§ **What you are asked to do**
Write out the records again, exactly, leaving none out.

-- Start --

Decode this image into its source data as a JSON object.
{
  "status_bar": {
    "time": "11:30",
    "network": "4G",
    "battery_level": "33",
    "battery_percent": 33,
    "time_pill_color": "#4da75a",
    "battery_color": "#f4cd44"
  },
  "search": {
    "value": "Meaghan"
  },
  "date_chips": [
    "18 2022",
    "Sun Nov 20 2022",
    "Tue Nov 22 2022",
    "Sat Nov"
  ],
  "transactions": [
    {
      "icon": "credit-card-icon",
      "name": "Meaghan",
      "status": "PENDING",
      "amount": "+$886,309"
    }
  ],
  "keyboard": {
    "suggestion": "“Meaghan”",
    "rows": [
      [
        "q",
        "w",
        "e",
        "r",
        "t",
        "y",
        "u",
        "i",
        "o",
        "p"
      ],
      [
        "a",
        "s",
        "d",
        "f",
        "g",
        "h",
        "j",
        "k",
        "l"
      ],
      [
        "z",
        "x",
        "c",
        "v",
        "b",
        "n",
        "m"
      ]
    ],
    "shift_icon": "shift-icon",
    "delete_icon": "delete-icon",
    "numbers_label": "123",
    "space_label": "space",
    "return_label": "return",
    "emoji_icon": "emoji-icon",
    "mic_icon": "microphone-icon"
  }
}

-- End --

§ **Exercise output**
Decode this image into its source data as a JSON object.
{
  "status_bar": {
    "time": "11:30",
    "network": "4G",
    "battery_level": "33",
    "battery_percent": 33,
    "time_pill_color": "#4da75a",
    "battery_color": "#f4cd44"
  },
  "search": {
    "value": "Meaghan"
  },
  "date_chips": [
    "18 2022",
    "Sun Nov 20 2022",
    "Tue Nov 22 2022",
    "Sat Nov"
  ],
  "transactions": [
    {
      "icon": "credit-card-icon",
      "name": "Meaghan",
      "status": "PENDING",
      "amount": "+$886,309"
    }
  ],
  "keyboard": {
    "suggestion": "“Meaghan”",
    "rows": [
      [
        "q",
        "w",
        "e",
        "r",
        "t",
        "y",
        "u",
        "i",
        "o",
        "p"
      ],
      [
        "a",
        "s",
        "d",
        "f",
        "g",
        "h",
        "j",
        "k",
        "l"
      ],
      [
        "z",
        "x",
        "c",
        "v",
        "b",
        "n",
        "m"
      ]
    ],
    "shift_icon": "shift-icon",
    "delete_icon": "delete-icon",
    "numbers_label": "123",
    "space_label": "space",
    "return_label": "return",
    "emoji_icon": "emoji-icon",
    "mic_icon": "microphone-icon"
  }
}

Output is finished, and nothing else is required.